SHORT EXERCISE: Only the number is wanted: how many lines contain the word "notice"?

LISTED RECORDS:

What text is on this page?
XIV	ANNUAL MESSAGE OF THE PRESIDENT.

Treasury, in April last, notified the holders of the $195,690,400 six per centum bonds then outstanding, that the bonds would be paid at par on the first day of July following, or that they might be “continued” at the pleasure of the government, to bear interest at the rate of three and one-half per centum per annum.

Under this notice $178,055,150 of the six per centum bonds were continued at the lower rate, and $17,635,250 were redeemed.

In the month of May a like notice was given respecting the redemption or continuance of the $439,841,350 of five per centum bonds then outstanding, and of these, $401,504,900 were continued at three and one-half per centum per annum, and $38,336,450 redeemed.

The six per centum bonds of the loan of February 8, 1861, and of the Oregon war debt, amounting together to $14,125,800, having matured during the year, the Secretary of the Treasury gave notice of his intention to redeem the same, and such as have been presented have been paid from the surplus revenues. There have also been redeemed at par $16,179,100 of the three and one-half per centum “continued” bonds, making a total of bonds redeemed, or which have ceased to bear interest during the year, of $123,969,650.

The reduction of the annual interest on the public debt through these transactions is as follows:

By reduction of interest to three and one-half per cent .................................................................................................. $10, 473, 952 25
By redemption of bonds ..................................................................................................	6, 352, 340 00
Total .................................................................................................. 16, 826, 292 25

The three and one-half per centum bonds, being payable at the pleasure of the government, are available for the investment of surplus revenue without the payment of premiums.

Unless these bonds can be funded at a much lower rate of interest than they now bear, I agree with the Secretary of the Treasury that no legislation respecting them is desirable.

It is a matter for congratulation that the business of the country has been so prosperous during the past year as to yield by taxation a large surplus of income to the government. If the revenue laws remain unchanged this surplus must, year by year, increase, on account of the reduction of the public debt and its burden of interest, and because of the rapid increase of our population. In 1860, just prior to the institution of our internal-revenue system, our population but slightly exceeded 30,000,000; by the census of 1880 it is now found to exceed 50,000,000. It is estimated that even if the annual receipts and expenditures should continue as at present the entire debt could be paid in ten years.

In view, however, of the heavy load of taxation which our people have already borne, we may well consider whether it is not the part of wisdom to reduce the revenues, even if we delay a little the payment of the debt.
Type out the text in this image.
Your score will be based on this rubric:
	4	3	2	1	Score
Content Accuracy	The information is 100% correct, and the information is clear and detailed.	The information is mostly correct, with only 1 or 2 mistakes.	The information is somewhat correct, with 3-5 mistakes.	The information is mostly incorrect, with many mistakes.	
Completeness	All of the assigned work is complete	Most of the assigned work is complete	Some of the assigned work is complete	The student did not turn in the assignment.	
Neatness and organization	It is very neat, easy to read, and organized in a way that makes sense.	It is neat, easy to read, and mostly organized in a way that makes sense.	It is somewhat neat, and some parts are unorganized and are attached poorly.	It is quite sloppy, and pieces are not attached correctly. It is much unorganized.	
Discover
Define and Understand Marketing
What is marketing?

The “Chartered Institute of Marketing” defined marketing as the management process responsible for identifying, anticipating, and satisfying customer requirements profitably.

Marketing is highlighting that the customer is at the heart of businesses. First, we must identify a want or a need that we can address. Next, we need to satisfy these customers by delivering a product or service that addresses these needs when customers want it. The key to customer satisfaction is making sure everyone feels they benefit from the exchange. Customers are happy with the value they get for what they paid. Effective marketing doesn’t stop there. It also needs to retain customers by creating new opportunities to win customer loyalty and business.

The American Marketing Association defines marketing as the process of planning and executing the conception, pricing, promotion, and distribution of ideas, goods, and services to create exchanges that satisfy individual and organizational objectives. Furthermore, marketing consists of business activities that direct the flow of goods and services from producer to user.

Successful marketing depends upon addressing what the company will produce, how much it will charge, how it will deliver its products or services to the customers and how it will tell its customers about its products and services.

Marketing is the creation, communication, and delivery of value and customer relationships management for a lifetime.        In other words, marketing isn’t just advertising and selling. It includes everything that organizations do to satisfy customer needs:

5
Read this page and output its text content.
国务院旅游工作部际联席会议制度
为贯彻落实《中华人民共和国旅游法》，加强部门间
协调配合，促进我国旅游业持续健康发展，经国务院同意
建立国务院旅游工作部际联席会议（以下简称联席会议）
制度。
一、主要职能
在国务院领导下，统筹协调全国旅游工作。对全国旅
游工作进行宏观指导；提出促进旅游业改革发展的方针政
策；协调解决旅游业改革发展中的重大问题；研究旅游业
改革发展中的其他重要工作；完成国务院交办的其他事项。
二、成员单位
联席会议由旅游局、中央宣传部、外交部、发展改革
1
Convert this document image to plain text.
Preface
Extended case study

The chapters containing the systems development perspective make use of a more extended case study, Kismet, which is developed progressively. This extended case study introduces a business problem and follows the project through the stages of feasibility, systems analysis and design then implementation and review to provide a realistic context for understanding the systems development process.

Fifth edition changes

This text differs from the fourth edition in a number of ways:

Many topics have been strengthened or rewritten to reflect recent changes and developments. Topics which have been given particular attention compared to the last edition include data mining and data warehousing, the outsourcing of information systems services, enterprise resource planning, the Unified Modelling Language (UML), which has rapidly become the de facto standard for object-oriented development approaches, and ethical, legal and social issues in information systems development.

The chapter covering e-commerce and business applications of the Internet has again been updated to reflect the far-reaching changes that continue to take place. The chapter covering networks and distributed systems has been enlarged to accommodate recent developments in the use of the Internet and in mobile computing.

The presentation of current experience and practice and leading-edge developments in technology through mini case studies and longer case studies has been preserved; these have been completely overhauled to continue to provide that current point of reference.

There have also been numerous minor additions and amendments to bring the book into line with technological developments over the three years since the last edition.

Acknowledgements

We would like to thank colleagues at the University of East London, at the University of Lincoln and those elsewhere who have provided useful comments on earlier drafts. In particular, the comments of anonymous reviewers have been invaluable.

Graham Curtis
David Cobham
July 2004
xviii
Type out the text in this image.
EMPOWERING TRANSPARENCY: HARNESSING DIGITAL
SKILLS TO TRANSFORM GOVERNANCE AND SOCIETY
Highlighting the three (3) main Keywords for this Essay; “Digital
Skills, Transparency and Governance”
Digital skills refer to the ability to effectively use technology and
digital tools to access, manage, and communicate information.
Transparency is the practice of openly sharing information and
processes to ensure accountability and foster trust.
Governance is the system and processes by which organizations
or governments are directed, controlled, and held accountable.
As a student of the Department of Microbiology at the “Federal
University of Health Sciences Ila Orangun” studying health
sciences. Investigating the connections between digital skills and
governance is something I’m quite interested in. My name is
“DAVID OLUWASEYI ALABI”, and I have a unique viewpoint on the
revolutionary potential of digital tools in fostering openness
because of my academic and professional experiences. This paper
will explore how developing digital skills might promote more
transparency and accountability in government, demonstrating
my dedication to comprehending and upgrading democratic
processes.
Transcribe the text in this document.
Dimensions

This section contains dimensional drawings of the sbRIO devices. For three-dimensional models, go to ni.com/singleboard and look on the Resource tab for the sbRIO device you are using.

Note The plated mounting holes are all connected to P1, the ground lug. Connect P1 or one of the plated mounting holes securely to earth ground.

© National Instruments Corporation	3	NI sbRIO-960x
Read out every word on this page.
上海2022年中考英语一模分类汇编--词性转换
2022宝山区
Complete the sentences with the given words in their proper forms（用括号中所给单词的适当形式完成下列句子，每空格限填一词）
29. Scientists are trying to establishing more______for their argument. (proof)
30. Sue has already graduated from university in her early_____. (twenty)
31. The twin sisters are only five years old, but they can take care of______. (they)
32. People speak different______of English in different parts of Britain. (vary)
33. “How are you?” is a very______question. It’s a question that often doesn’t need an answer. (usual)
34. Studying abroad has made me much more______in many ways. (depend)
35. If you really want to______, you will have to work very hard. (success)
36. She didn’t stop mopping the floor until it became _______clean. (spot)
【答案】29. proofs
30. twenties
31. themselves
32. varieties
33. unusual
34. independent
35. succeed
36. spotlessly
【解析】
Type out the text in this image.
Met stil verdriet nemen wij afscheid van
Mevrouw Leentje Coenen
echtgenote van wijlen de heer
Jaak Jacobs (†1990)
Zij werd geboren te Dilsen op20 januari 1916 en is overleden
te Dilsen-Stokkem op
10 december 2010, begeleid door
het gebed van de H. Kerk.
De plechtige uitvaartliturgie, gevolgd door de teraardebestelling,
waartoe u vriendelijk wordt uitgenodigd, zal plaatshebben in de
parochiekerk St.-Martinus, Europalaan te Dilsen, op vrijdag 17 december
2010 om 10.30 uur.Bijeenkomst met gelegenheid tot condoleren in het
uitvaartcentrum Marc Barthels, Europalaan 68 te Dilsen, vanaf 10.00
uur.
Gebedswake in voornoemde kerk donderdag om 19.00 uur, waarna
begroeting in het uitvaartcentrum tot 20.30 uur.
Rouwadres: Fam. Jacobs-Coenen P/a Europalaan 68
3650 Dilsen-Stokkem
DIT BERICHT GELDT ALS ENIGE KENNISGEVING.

TASK RESULT: 3